= Beginning of Section =

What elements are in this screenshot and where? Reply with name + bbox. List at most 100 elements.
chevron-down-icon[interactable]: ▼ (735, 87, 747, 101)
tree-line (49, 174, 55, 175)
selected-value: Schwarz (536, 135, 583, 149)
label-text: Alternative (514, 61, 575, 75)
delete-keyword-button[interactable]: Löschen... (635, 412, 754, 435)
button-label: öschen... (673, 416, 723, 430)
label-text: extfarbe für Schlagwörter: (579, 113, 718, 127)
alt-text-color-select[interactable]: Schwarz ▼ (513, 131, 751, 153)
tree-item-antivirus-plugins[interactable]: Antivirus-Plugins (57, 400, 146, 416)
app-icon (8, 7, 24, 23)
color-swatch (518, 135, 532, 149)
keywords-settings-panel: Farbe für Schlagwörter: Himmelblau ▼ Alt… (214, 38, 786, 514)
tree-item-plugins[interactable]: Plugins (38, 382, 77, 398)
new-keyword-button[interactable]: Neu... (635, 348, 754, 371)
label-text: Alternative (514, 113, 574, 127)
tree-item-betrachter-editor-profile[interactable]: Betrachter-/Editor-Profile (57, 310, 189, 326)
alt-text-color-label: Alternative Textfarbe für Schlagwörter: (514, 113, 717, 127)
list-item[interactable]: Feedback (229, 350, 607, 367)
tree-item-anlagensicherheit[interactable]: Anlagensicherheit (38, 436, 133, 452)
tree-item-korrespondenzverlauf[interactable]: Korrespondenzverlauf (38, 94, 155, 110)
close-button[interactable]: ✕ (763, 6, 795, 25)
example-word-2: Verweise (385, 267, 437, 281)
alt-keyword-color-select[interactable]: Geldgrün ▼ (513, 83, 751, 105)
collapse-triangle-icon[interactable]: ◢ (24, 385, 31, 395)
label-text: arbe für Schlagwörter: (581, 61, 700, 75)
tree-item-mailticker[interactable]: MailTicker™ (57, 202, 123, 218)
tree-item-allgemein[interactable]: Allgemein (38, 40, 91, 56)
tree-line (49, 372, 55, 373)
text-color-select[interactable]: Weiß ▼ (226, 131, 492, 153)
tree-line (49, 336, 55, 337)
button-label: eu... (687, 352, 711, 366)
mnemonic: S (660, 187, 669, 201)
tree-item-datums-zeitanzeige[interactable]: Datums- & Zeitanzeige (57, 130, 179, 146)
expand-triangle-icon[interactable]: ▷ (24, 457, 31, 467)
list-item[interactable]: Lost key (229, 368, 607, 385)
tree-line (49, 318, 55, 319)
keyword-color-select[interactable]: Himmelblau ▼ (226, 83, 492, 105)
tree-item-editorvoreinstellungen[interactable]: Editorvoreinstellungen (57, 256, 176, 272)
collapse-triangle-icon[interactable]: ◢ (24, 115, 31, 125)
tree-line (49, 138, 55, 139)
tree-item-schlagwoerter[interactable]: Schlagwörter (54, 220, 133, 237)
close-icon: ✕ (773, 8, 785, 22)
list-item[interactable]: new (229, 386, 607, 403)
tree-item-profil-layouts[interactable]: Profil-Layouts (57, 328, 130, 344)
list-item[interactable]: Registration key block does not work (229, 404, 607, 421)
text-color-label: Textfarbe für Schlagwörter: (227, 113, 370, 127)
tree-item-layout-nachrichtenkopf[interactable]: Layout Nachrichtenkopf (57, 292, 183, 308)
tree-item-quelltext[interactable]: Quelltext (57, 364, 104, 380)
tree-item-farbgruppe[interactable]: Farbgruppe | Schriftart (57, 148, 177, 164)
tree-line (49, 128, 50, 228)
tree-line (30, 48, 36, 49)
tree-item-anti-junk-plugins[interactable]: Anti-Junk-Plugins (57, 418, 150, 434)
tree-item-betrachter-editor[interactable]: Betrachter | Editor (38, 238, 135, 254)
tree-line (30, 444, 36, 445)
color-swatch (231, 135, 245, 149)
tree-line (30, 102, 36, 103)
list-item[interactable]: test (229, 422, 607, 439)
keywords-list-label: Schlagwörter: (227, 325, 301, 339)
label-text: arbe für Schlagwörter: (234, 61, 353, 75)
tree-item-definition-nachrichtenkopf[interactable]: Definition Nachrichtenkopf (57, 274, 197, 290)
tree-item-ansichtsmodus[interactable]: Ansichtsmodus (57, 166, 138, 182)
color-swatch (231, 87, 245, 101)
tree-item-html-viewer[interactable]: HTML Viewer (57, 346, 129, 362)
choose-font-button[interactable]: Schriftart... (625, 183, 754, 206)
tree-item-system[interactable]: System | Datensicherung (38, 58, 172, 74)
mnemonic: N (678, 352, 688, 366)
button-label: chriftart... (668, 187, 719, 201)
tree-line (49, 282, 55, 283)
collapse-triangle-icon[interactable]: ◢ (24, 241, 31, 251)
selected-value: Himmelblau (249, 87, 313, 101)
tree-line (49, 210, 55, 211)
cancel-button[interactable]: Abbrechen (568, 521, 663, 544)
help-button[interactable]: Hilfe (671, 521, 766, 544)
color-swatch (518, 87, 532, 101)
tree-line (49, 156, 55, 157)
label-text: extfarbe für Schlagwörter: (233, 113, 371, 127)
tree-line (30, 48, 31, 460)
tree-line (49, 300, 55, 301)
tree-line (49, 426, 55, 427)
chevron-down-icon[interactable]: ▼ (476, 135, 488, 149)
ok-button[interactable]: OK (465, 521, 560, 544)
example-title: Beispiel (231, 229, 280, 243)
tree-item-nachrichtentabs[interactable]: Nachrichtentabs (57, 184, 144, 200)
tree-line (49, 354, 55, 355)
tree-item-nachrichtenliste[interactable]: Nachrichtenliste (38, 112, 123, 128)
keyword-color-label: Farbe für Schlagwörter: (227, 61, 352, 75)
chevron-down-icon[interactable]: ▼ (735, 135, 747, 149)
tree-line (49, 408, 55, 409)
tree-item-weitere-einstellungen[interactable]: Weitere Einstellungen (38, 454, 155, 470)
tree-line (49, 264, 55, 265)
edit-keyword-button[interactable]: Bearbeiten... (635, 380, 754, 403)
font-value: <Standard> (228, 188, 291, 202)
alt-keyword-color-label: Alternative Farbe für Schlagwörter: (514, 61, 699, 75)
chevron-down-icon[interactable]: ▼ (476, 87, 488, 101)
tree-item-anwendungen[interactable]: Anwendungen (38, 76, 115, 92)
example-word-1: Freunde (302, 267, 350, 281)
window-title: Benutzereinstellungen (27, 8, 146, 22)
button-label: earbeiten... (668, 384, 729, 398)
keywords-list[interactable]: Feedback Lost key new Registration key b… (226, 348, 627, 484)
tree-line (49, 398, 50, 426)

= End of Section =

Your task » Each line of the listing should be retyped exactly, with nothing left out.

Exercise output »
What elements are in this screenshot and where? Reply with name + bbox. List at most 100 elements.
chevron-down-icon[interactable]: ▼ (735, 87, 747, 101)
tree-line (49, 174, 55, 175)
selected-value: Schwarz (536, 135, 583, 149)
label-text: Alternative (514, 61, 575, 75)
delete-keyword-button[interactable]: Löschen... (635, 412, 754, 435)
button-label: öschen... (673, 416, 723, 430)
label-text: extfarbe für Schlagwörter: (579, 113, 718, 127)
alt-text-color-select[interactable]: Schwarz ▼ (513, 131, 751, 153)
tree-item-antivirus-plugins[interactable]: Antivirus-Plugins (57, 400, 146, 416)
app-icon (8, 7, 24, 23)
color-swatch (518, 135, 532, 149)
keywords-settings-panel: Farbe für Schlagwörter: Himmelblau ▼ Alt… (214, 38, 786, 514)
tree-item-plugins[interactable]: Plugins (38, 382, 77, 398)
new-keyword-button[interactable]: Neu... (635, 348, 754, 371)
label-text: Alternative (514, 113, 574, 127)
tree-item-betrachter-editor-profile[interactable]: Betrachter-/Editor-Profile (57, 310, 189, 326)
alt-text-color-label: Alternative Textfarbe für Schlagwörter: (514, 113, 717, 127)
list-item[interactable]: Feedback (229, 350, 607, 367)
tree-item-anlagensicherheit[interactable]: Anlagensicherheit (38, 436, 133, 452)
tree-item-korrespondenzverlauf[interactable]: Korrespondenzverlauf (38, 94, 155, 110)
close-button[interactable]: ✕ (763, 6, 795, 25)
example-word-2: Verweise (385, 267, 437, 281)
alt-keyword-color-select[interactable]: Geldgrün ▼ (513, 83, 751, 105)
collapse-triangle-icon[interactable]: ◢ (24, 385, 31, 395)
label-text: arbe für Schlagwörter: (581, 61, 700, 75)
tree-item-mailticker[interactable]: MailTicker™ (57, 202, 123, 218)
tree-item-allgemein[interactable]: Allgemein (38, 40, 91, 56)
tree-line (49, 372, 55, 373)
text-color-select[interactable]: Weiß ▼ (226, 131, 492, 153)
tree-line (49, 336, 55, 337)
button-label: eu... (687, 352, 711, 366)
mnemonic: S (660, 187, 669, 201)
tree-item-datums-zeitanzeige[interactable]: Datums- & Zeitanzeige (57, 130, 179, 146)
expand-triangle-icon[interactable]: ▷ (24, 457, 31, 467)
list-item[interactable]: Lost key (229, 368, 607, 385)
tree-line (49, 318, 55, 319)
keyword-color-select[interactable]: Himmelblau ▼ (226, 83, 492, 105)
tree-item-editorvoreinstellungen[interactable]: Editorvoreinstellungen (57, 256, 176, 272)
collapse-triangle-icon[interactable]: ◢ (24, 115, 31, 125)
tree-line (49, 138, 55, 139)
tree-item-schlagwoerter[interactable]: Schlagwörter (54, 220, 133, 237)
close-icon: ✕ (773, 8, 785, 22)
list-item[interactable]: new (229, 386, 607, 403)
tree-item-profil-layouts[interactable]: Profil-Layouts (57, 328, 130, 344)
list-item[interactable]: Registration key block does not work (229, 404, 607, 421)
text-color-label: Textfarbe für Schlagwörter: (227, 113, 370, 127)
tree-item-layout-nachrichtenkopf[interactable]: Layout Nachrichtenkopf (57, 292, 183, 308)
tree-item-quelltext[interactable]: Quelltext (57, 364, 104, 380)
tree-item-farbgruppe[interactable]: Farbgruppe | Schriftart (57, 148, 177, 164)
tree-line (49, 128, 50, 228)
tree-line (30, 48, 36, 49)
tree-item-anti-junk-plugins[interactable]: Anti-Junk-Plugins (57, 418, 150, 434)
tree-item-betrachter-editor[interactable]: Betrachter | Editor (38, 238, 135, 254)
tree-line (30, 444, 36, 445)
color-swatch (231, 135, 245, 149)
tree-line (30, 102, 36, 103)
list-item[interactable]: test (229, 422, 607, 439)
keywords-list-label: Schlagwörter: (227, 325, 301, 339)
label-text: arbe für Schlagwörter: (234, 61, 353, 75)
tree-item-definition-nachrichtenkopf[interactable]: Definition Nachrichtenkopf (57, 274, 197, 290)
tree-item-ansichtsmodus[interactable]: Ansichtsmodus (57, 166, 138, 182)
color-swatch (231, 87, 245, 101)
tree-item-html-viewer[interactable]: HTML Viewer (57, 346, 129, 362)
choose-font-button[interactable]: Schriftart... (625, 183, 754, 206)
tree-item-system[interactable]: System | Datensicherung (38, 58, 172, 74)
mnemonic: N (678, 352, 688, 366)
button-label: chriftart... (668, 187, 719, 201)
tree-line (49, 282, 55, 283)
collapse-triangle-icon[interactable]: ◢ (24, 241, 31, 251)
selected-value: Himmelblau (249, 87, 313, 101)
tree-line (49, 210, 55, 211)
cancel-button[interactable]: Abbrechen (568, 521, 663, 544)
help-button[interactable]: Hilfe (671, 521, 766, 544)
color-swatch (518, 87, 532, 101)
tree-line (49, 156, 55, 157)
label-text: extfarbe für Schlagwörter: (233, 113, 371, 127)
tree-line (30, 48, 31, 460)
tree-line (49, 300, 55, 301)
tree-line (49, 426, 55, 427)
chevron-down-icon[interactable]: ▼ (476, 135, 488, 149)
ok-button[interactable]: OK (465, 521, 560, 544)
example-title: Beispiel (231, 229, 280, 243)
tree-item-nachrichtentabs[interactable]: Nachrichtentabs (57, 184, 144, 200)
tree-line (49, 354, 55, 355)
tree-item-nachrichtenliste[interactable]: Nachrichtenliste (38, 112, 123, 128)
keyword-color-label: Farbe für Schlagwörter: (227, 61, 352, 75)
chevron-down-icon[interactable]: ▼ (735, 135, 747, 149)
tree-line (49, 408, 55, 409)
tree-item-weitere-einstellungen[interactable]: Weitere Einstellungen (38, 454, 155, 470)
tree-line (49, 264, 55, 265)
edit-keyword-button[interactable]: Bearbeiten... (635, 380, 754, 403)
font-value: <Standard> (228, 188, 291, 202)
alt-keyword-color-label: Alternative Farbe für Schlagwörter: (514, 61, 699, 75)
chevron-down-icon[interactable]: ▼ (476, 87, 488, 101)
tree-item-anwendungen[interactable]: Anwendungen (38, 76, 115, 92)
example-word-1: Freunde (302, 267, 350, 281)
window-title: Benutzereinstellungen (27, 8, 146, 22)
button-label: earbeiten... (668, 384, 729, 398)
keywords-list[interactable]: Feedback Lost key new Registration key b… (226, 348, 627, 484)
tree-line (49, 398, 50, 426)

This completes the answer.